• _Collection entries_:
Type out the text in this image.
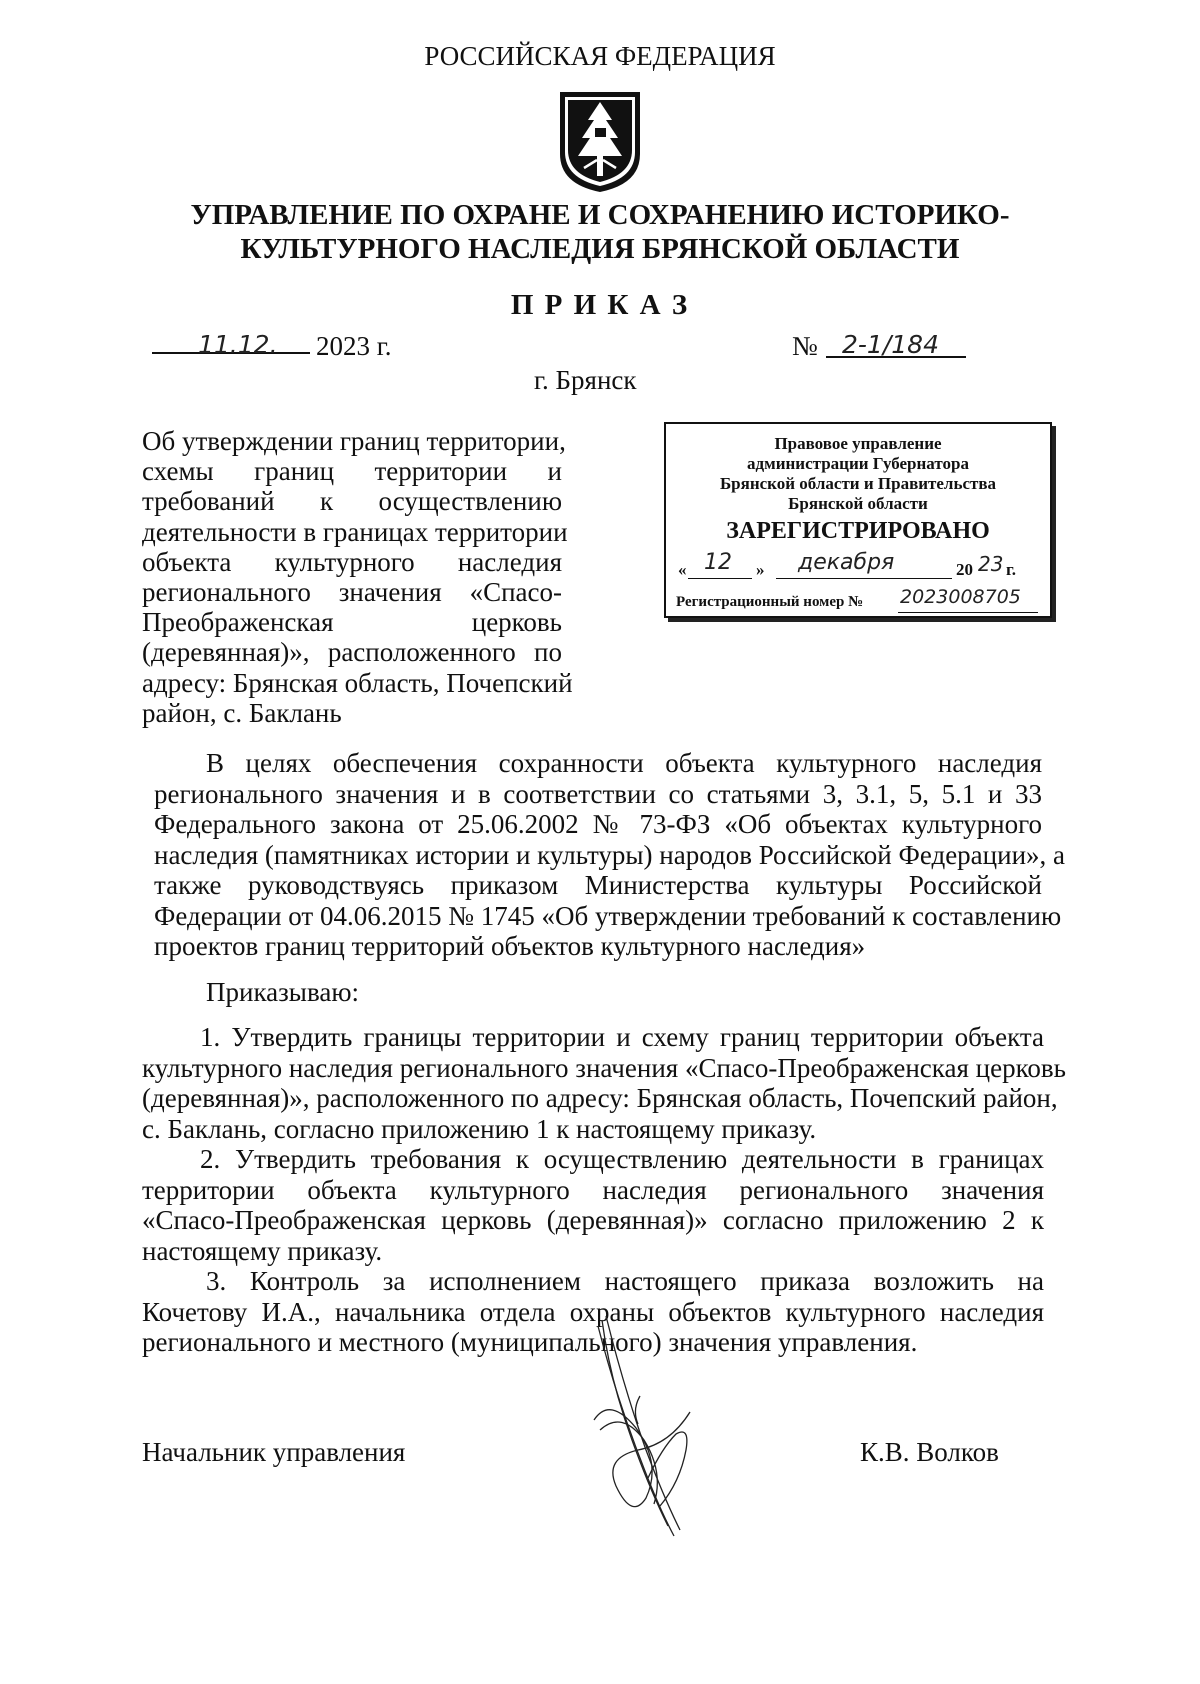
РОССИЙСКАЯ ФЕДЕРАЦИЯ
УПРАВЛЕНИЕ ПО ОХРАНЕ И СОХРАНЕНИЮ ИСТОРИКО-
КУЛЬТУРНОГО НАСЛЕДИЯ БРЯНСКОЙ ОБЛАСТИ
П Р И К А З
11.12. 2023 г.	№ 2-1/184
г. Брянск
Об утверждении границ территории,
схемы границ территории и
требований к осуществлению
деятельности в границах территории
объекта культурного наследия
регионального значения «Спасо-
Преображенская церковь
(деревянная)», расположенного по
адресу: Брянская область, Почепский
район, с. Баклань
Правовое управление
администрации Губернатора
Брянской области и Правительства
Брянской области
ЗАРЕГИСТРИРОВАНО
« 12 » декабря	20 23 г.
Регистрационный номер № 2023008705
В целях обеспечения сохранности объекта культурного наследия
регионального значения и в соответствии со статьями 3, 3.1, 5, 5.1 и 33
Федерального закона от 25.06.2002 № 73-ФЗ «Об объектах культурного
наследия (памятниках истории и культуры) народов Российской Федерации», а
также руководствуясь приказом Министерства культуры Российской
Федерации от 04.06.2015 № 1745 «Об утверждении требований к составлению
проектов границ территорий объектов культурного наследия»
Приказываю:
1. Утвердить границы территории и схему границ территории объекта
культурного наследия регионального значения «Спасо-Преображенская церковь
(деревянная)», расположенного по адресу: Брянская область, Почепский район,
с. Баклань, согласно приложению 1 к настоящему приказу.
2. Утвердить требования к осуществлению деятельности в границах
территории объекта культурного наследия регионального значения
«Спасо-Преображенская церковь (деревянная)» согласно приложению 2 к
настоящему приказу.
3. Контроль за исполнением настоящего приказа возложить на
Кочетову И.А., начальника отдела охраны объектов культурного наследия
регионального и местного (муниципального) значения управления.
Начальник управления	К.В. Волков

• _Work required_: Return each line of the listing that holds the string "деятельности".

• _Answer in full_:
деятельности в границах территории
2. Утвердить требования к осуществлению деятельности в границах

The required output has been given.